## Stated task
Copy the lines of the data word for word, from the first line through the line that contains "chevron-up-icon xyxy=(1189,105,1199,111)", with both of those lines included.

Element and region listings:
* Begin *
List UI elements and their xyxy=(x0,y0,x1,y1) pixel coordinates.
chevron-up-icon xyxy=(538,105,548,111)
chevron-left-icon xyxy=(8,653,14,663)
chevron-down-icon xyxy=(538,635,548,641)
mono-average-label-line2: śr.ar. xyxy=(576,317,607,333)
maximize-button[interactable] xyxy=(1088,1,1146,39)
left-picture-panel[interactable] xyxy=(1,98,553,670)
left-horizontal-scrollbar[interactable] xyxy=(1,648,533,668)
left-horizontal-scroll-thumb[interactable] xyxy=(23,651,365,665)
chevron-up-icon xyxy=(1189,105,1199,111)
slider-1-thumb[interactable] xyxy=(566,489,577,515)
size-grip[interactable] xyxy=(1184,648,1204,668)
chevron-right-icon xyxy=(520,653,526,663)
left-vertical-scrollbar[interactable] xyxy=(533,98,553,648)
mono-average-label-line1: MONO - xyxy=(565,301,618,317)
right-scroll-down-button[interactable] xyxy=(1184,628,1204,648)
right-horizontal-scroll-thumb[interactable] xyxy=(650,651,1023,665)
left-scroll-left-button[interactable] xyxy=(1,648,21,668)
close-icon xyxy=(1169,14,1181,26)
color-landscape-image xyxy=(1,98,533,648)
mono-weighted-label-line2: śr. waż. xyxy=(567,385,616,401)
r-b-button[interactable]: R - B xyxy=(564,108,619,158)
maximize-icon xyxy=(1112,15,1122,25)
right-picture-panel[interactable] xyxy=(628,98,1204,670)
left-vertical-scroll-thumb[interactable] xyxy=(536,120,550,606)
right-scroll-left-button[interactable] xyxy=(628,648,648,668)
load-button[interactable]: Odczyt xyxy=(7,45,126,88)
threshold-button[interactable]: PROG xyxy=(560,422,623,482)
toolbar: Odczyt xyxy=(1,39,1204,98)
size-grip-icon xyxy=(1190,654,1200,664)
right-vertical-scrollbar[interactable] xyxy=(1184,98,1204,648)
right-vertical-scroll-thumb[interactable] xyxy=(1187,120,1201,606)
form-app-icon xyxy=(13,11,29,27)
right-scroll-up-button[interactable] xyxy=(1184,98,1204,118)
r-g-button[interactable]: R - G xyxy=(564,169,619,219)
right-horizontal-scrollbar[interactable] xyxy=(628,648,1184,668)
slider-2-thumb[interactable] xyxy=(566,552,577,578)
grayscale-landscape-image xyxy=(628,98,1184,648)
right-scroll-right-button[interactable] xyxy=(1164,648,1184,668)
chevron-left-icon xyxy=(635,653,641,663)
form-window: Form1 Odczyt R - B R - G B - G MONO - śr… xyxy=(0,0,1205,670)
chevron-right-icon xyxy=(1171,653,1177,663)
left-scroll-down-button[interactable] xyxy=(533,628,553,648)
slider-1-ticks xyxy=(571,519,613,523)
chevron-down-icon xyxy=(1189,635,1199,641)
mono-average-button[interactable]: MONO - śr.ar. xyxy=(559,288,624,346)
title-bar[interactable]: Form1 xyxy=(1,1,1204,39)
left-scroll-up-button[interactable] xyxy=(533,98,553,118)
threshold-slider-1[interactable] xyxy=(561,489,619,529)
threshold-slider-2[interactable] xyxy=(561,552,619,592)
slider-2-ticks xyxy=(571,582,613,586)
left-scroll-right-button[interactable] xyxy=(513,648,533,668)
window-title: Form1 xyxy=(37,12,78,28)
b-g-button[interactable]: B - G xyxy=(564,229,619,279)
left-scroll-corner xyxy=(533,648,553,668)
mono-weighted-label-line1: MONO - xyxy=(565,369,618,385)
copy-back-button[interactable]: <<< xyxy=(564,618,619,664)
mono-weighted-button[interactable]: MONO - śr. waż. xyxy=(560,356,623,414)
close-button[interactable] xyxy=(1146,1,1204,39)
* End *
## Response
List UI elements and their xyxy=(x0,y0,x1,y1) pixel coordinates.
chevron-up-icon xyxy=(538,105,548,111)
chevron-left-icon xyxy=(8,653,14,663)
chevron-down-icon xyxy=(538,635,548,641)
mono-average-label-line2: śr.ar. xyxy=(576,317,607,333)
maximize-button[interactable] xyxy=(1088,1,1146,39)
left-picture-panel[interactable] xyxy=(1,98,553,670)
left-horizontal-scrollbar[interactable] xyxy=(1,648,533,668)
left-horizontal-scroll-thumb[interactable] xyxy=(23,651,365,665)
chevron-up-icon xyxy=(1189,105,1199,111)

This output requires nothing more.